Work to be completed:
In the data below, locate each line with the word "into" and list it.

Dataset items:
--
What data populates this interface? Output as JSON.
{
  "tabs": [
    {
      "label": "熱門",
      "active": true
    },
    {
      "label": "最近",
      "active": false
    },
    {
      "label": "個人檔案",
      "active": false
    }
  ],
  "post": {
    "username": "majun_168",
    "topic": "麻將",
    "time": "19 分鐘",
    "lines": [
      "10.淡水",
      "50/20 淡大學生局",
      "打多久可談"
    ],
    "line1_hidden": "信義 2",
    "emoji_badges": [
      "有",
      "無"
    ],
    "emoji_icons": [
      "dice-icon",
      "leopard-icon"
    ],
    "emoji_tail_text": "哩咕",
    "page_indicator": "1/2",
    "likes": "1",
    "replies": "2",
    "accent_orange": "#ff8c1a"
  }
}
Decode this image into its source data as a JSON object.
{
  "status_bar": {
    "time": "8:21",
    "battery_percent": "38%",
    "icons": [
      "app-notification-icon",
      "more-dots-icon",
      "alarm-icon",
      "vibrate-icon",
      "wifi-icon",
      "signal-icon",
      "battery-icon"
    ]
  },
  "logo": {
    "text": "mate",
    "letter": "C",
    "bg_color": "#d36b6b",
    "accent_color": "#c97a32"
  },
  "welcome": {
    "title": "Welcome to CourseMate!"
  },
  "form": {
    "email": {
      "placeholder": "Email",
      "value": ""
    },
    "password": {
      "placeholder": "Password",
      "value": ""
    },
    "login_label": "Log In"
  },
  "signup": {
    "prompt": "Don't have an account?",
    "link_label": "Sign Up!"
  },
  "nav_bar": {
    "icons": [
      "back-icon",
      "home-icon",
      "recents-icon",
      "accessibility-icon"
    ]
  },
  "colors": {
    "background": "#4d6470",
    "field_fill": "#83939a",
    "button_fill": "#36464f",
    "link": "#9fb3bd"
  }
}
--
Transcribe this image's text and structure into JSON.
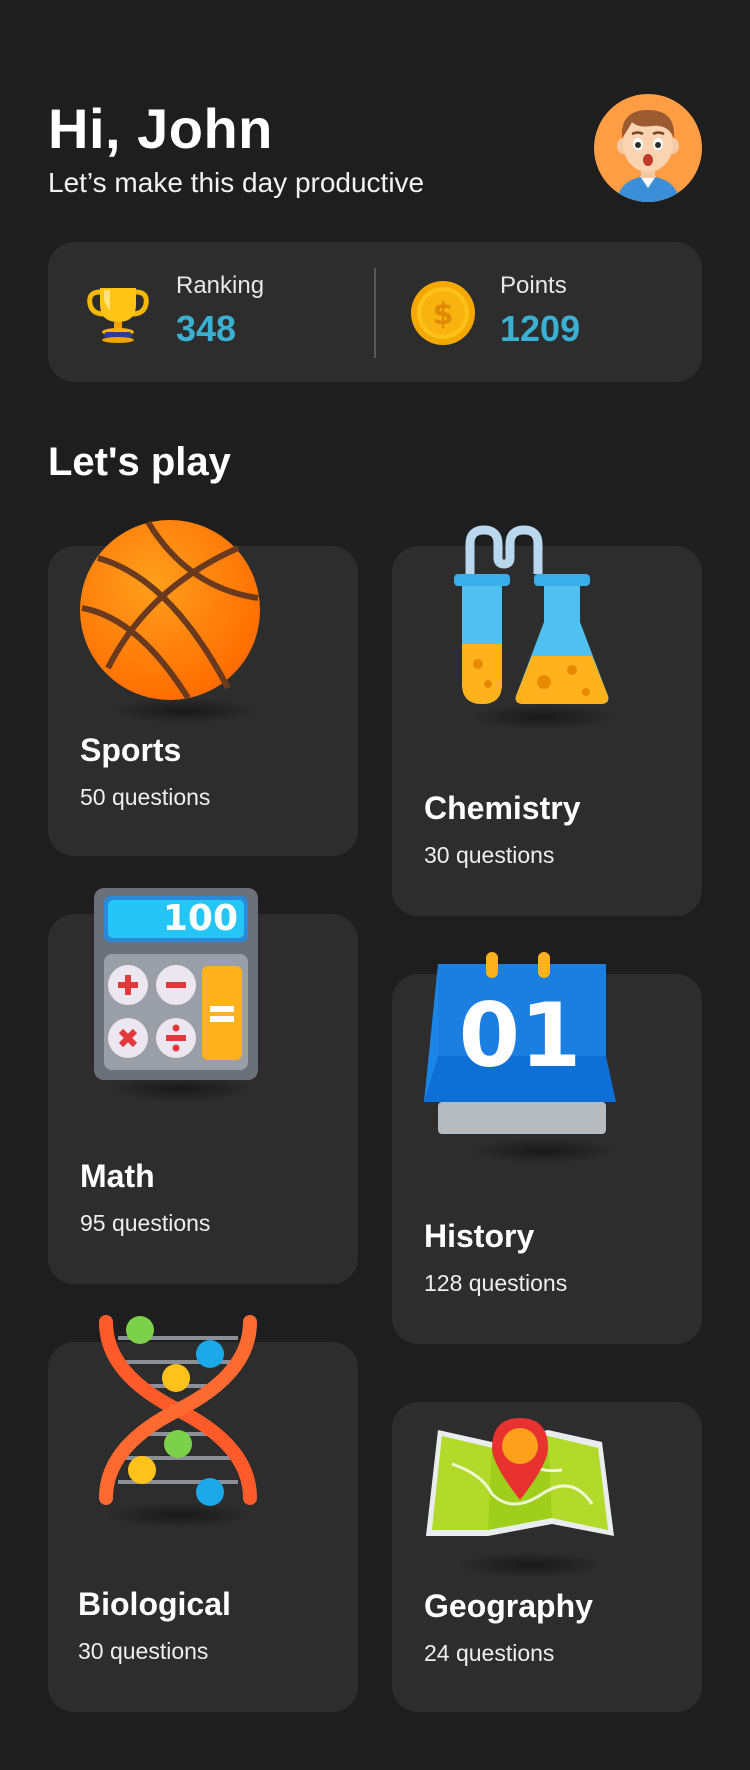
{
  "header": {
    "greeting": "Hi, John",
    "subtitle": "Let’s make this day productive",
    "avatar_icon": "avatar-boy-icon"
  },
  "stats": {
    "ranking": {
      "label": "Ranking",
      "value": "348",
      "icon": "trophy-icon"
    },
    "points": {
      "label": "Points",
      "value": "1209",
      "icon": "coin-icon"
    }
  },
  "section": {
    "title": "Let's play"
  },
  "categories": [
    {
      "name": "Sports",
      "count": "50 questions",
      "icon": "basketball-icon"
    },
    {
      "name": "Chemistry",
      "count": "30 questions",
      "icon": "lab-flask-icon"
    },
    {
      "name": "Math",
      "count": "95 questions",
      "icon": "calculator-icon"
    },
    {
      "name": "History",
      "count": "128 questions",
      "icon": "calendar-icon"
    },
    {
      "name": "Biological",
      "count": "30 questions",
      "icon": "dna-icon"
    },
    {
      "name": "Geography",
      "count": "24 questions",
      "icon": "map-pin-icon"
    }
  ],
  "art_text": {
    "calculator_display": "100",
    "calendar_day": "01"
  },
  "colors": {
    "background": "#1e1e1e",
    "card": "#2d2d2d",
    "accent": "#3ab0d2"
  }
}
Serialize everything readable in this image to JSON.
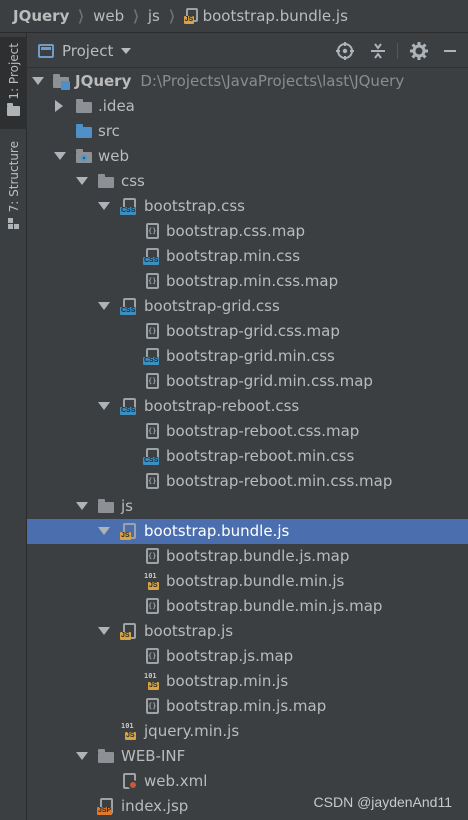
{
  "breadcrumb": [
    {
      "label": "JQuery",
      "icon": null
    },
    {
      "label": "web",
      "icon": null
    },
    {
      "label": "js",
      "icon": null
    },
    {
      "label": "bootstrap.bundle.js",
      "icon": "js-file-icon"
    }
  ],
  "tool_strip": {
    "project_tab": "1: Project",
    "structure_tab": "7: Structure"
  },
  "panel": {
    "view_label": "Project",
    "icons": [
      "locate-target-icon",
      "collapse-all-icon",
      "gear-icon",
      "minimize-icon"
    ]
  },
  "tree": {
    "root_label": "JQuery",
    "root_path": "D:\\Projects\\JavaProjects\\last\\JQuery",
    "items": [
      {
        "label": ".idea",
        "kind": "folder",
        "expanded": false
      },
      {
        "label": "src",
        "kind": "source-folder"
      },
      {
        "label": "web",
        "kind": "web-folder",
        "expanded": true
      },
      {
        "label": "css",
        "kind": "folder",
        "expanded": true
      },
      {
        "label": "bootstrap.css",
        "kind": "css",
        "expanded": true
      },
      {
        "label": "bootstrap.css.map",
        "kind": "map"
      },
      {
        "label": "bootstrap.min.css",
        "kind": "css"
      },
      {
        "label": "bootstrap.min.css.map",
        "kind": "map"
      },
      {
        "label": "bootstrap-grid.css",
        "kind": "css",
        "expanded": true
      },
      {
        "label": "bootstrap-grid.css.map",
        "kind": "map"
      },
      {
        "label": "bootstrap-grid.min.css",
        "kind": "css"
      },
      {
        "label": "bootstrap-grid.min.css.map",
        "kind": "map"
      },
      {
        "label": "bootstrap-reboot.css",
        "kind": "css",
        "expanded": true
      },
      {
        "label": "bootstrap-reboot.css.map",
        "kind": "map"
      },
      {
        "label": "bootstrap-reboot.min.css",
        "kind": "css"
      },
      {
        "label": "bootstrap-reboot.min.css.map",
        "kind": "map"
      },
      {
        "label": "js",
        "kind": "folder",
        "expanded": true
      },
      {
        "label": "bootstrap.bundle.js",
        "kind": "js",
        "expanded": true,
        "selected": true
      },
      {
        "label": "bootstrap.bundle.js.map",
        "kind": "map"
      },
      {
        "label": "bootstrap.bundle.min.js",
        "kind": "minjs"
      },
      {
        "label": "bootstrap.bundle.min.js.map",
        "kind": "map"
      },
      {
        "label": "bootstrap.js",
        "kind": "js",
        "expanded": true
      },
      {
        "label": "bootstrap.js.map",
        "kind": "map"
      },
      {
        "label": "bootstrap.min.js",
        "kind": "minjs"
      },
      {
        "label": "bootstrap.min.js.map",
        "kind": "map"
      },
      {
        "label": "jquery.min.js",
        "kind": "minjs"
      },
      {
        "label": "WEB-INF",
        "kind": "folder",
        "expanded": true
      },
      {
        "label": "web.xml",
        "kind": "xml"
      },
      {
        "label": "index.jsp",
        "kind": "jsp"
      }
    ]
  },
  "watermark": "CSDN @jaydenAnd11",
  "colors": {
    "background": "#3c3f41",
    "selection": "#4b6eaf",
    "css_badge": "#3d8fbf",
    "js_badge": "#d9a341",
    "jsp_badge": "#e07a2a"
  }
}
--
The result:
Decode this image into its source data as a JSON object.
Transcribe this image's text and structure into JSON.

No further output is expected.